:: The problem ::
Your answer should be one number: the count of lines in the data below that include "endo".

:: Dataset content ::
+ + + + +

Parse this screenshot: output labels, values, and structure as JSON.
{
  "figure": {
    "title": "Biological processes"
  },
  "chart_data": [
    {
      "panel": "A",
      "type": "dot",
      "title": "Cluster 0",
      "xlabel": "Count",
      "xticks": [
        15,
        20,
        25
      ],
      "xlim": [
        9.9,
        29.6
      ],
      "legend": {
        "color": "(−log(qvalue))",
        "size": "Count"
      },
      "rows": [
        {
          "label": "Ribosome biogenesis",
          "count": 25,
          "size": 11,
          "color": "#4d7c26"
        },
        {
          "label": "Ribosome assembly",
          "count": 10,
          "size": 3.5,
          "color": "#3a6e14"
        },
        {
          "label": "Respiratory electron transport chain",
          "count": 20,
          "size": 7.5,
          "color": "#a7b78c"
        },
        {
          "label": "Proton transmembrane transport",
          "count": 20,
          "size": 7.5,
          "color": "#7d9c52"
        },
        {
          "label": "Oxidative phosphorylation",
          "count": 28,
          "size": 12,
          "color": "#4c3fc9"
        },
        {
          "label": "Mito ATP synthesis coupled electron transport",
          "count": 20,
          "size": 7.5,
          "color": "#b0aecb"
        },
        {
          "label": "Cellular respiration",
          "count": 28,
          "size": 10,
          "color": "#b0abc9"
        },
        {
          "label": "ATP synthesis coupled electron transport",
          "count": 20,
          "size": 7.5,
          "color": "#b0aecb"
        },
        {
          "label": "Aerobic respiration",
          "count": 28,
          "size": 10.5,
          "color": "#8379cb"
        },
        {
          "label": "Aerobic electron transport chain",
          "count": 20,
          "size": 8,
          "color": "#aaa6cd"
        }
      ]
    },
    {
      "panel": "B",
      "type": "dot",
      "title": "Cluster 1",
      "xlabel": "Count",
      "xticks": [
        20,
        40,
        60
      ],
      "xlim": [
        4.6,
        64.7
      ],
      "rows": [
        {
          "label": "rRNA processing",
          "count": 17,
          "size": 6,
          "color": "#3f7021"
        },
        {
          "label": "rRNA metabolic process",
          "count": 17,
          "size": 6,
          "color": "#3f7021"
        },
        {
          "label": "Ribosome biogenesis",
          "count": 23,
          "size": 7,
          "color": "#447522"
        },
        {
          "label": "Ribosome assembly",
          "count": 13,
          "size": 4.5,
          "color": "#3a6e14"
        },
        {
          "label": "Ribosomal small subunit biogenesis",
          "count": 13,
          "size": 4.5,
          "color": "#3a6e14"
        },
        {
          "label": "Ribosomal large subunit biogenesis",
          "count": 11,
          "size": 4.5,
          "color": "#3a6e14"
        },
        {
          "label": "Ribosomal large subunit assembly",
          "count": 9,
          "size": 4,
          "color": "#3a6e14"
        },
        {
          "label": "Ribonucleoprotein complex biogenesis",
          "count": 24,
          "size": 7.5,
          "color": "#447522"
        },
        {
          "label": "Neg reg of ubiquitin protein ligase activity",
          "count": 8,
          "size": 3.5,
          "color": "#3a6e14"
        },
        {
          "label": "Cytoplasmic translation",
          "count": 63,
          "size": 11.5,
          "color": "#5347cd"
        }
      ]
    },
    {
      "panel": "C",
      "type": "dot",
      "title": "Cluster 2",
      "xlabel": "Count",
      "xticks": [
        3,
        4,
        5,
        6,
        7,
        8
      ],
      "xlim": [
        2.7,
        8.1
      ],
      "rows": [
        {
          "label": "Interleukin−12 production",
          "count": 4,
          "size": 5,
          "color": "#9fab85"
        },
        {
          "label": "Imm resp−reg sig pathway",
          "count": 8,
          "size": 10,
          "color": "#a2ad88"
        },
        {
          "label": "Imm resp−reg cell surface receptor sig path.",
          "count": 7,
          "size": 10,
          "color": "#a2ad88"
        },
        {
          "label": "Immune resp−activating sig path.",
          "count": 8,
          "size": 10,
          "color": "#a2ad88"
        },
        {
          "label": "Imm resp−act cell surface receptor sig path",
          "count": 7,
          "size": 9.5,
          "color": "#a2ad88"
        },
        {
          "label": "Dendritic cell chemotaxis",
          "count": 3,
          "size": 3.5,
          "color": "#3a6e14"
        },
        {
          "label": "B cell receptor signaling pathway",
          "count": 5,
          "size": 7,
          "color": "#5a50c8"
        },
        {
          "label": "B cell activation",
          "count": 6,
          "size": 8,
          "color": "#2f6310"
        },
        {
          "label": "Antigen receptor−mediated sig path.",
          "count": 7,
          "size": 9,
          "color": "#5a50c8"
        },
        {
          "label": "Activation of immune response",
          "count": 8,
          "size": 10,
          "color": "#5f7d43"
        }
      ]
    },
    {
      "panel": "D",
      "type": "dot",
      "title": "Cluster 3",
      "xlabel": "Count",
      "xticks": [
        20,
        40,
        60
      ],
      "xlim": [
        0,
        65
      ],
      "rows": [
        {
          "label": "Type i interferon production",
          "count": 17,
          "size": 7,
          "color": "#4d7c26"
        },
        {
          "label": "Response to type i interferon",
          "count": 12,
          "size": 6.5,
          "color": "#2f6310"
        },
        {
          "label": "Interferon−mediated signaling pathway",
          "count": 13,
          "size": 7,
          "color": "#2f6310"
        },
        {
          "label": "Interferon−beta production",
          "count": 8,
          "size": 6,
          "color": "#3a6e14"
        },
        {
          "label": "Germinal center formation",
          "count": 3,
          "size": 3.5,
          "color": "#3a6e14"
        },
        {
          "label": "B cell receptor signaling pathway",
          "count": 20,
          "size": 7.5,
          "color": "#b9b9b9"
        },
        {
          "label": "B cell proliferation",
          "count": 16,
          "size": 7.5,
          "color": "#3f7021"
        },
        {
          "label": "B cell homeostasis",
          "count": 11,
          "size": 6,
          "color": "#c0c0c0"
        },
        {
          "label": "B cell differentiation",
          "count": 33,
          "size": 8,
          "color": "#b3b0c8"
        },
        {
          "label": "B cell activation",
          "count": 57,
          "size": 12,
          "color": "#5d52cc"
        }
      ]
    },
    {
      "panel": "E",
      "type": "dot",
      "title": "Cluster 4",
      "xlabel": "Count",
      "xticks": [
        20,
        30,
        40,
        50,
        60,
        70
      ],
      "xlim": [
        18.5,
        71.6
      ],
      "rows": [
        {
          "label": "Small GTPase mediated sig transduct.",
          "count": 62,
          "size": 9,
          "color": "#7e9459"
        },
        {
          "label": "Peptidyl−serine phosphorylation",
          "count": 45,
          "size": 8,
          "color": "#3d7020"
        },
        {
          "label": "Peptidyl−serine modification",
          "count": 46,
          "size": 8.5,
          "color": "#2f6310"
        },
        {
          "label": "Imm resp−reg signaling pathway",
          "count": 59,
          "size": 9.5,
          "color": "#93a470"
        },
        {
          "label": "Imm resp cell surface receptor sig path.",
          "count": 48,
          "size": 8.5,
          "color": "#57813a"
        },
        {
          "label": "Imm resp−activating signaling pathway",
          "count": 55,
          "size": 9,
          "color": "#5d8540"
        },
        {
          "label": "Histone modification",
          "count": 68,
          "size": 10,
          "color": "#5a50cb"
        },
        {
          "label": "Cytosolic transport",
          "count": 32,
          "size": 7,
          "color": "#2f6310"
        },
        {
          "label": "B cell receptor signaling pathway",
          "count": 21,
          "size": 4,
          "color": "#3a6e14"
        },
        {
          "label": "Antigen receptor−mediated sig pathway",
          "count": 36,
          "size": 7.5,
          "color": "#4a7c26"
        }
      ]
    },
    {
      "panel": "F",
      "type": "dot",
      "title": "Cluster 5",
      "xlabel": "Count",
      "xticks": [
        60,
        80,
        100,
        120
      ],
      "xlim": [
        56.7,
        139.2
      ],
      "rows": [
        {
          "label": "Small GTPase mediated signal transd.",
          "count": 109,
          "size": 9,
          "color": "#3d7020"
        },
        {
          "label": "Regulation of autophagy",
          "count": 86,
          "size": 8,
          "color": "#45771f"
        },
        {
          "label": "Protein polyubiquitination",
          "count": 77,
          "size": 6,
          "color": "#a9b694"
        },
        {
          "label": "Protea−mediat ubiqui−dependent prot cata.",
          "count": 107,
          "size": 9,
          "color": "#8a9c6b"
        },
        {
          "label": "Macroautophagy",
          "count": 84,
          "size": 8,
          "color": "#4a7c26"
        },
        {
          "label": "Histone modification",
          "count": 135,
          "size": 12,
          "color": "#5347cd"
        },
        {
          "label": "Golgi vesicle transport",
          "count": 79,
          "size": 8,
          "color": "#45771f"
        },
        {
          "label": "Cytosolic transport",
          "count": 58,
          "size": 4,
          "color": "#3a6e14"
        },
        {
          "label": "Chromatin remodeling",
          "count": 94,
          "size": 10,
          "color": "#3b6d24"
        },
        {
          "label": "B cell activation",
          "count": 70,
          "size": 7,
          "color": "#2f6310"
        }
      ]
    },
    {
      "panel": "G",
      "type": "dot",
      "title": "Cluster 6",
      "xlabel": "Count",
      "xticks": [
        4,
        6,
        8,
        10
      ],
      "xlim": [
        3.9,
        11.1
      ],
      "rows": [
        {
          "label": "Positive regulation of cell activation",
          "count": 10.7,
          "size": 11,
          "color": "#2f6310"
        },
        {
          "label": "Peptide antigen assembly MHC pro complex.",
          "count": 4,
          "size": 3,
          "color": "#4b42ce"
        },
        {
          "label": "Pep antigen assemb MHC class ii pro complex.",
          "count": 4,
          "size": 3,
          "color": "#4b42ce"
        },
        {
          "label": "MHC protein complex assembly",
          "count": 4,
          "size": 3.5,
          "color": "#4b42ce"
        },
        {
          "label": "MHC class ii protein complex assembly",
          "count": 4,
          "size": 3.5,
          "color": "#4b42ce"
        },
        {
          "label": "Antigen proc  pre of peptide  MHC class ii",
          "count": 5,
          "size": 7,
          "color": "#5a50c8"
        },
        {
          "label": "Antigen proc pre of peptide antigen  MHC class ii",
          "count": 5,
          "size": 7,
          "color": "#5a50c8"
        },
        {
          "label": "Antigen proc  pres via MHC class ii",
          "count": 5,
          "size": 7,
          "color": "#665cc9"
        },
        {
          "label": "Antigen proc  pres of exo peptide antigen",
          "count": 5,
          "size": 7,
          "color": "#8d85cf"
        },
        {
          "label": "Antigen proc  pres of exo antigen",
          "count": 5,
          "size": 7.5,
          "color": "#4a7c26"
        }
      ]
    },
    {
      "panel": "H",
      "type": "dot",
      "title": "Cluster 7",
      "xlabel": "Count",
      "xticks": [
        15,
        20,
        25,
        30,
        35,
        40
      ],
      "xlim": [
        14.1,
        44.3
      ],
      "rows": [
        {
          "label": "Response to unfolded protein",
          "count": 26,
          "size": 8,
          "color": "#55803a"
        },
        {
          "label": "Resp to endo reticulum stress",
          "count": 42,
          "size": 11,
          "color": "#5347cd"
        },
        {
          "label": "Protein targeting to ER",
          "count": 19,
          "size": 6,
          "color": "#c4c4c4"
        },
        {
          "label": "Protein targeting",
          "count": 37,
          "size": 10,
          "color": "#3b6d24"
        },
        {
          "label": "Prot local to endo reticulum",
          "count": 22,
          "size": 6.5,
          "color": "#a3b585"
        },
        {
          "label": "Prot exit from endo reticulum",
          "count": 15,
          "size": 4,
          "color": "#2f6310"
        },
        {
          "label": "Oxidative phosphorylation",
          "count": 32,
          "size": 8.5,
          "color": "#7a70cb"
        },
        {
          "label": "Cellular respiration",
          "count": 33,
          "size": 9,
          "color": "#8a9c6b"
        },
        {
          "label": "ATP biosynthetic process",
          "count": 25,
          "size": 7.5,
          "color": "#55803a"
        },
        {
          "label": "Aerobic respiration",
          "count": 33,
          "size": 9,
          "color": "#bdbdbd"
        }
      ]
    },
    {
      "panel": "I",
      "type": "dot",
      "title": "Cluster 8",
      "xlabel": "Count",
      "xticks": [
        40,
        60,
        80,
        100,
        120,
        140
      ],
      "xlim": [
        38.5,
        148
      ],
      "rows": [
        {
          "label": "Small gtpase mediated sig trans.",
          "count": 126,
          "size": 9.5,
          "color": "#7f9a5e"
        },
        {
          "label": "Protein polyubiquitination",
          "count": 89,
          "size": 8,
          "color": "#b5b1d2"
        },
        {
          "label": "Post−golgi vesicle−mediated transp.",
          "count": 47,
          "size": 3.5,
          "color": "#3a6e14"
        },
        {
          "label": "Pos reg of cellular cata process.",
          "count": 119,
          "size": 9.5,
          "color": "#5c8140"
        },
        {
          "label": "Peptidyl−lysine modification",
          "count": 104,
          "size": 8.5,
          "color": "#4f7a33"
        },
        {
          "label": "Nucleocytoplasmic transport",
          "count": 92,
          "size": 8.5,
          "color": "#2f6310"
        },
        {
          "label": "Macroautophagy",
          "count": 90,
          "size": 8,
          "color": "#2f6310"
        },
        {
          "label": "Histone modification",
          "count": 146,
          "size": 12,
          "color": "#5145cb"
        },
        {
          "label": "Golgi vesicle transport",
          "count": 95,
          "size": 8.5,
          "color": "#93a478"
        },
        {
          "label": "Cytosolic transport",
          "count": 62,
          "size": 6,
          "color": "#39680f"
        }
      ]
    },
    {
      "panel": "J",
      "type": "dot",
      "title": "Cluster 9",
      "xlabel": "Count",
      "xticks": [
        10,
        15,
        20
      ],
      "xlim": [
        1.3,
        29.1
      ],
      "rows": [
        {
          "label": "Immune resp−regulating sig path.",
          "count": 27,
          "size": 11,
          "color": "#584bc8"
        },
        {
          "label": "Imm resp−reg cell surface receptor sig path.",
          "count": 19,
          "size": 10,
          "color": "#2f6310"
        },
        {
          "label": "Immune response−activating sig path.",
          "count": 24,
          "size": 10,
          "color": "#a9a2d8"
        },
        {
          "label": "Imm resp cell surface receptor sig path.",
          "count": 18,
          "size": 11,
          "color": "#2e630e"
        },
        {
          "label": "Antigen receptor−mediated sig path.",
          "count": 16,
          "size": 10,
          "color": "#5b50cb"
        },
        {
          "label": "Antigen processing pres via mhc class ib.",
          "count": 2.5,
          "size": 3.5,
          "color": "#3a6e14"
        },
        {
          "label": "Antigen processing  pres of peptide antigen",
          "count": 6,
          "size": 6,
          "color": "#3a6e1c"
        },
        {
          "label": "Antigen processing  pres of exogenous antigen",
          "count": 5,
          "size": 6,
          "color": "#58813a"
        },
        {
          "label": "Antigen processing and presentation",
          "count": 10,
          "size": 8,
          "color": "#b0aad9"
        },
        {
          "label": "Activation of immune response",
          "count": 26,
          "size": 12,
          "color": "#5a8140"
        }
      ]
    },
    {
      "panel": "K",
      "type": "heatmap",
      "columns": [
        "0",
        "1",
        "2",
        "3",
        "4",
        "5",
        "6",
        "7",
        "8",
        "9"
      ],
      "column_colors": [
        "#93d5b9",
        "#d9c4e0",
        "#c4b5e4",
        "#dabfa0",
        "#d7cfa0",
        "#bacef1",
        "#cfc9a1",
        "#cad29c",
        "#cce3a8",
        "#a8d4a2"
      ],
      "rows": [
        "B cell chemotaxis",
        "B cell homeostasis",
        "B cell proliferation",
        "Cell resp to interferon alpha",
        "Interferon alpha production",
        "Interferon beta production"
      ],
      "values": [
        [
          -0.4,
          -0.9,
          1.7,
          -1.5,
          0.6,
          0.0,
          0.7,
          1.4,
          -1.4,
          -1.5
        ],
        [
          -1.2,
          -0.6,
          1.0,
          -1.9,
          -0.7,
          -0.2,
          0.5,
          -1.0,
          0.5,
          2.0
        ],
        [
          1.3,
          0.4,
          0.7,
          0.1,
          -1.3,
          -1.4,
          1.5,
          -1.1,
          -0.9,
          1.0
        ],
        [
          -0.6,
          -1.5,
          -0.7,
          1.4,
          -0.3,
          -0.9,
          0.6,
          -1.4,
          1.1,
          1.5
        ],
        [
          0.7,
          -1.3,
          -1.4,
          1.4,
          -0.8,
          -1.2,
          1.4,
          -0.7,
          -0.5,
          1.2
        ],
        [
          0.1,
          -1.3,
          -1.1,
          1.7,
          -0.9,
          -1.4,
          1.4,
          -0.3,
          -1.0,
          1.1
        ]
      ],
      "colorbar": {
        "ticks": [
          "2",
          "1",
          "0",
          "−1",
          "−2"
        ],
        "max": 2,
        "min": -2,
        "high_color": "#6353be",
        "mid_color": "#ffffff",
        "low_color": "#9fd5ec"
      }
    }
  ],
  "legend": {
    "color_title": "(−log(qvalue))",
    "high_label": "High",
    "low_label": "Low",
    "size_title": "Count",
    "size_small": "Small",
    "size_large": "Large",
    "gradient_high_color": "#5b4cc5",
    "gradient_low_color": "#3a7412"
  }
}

+ + + + +

:: Answer to this task ::
3